The problem: The data below has to be returned exactly, down to the last character.

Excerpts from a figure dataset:
★ ★ ★
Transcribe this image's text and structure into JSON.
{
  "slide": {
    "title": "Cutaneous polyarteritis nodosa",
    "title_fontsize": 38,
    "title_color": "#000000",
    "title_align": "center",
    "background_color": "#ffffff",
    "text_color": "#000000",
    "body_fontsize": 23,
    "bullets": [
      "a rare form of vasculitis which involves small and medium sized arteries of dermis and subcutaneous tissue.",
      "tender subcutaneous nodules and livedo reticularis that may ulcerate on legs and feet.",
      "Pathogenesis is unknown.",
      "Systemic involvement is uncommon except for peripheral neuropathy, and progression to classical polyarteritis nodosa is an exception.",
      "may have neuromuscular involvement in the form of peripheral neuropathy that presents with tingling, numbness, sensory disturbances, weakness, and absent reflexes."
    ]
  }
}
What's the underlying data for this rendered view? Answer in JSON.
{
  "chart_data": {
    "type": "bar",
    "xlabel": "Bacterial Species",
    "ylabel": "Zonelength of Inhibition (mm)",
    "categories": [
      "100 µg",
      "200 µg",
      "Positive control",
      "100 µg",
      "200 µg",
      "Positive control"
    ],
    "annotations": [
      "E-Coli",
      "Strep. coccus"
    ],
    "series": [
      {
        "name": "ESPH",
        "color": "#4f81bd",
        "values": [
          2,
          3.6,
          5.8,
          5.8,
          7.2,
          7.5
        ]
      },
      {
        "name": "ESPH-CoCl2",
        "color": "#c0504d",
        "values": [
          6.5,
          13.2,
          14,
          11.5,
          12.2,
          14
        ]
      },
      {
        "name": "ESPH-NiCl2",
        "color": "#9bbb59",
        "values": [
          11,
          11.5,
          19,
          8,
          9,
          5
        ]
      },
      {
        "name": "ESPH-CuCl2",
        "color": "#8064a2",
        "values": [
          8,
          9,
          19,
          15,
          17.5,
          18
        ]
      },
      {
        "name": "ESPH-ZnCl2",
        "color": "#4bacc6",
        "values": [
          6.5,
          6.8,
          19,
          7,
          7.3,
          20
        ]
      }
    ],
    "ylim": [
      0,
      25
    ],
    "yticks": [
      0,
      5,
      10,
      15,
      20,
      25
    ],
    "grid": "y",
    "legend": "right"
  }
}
★ ★ ★
Solution:
Transcribe this image's text and structure into JSON.
{
  "slide": {
    "title": "Cutaneous polyarteritis nodosa",
    "title_fontsize": 38,
    "title_color": "#000000",
    "title_align": "center",
    "background_color": "#ffffff",
    "text_color": "#000000",
    "body_fontsize": 23,
    "bullets": [
      "a rare form of vasculitis which involves small and medium sized arteries of dermis and subcutaneous tissue.",
      "tender subcutaneous nodules and livedo reticularis that may ulcerate on legs and feet.",
      "Pathogenesis is unknown.",
      "Systemic involvement is uncommon except for peripheral neuropathy, and progression to classical polyarteritis nodosa is an exception.",
      "may have neuromuscular involvement in the form of peripheral neuropathy that presents with tingling, numbness, sensory disturbances, weakness, and absent reflexes."
    ]
  }
}
What's the underlying data for this rendered view? Answer in JSON.
{
  "chart_data": {
    "type": "bar",
    "xlabel": "Bacterial Species",
    "ylabel": "Zonelength of Inhibition (mm)",
    "categories": [
      "100 µg",
      "200 µg",
      "Positive control",
      "100 µg",
      "200 µg",
      "Positive control"
    ],
    "annotations": [
      "E-Coli",
      "Strep. coccus"
    ],
    "series": [
      {
        "name": "ESPH",
        "color": "#4f81bd",
        "values": [
          2,
          3.6,
          5.8,
          5.8,
          7.2,
          7.5
        ]
      },
      {
        "name": "ESPH-CoCl2",
        "color": "#c0504d",
        "values": [
          6.5,
          13.2,
          14,
          11.5,
          12.2,
          14
        ]
      },
      {
        "name": "ESPH-NiCl2",
        "color": "#9bbb59",
        "values": [
          11,
          11.5,
          19,
          8,
          9,
          5
        ]
      },
      {
        "name": "ESPH-CuCl2",
        "color": "#8064a2",
        "values": [
          8,
          9,
          19,
          15,
          17.5,
          18
        ]
      },
      {
        "name": "ESPH-ZnCl2",
        "color": "#4bacc6",
        "values": [
          6.5,
          6.8,
          19,
          7,
          7.3,
          20
        ]
      }
    ],
    "ylim": [
      0,
      25
    ],
    "yticks": [
      0,
      5,
      10,
      15,
      20,
      25
    ],
    "grid": "y",
    "legend": "right"
  }
}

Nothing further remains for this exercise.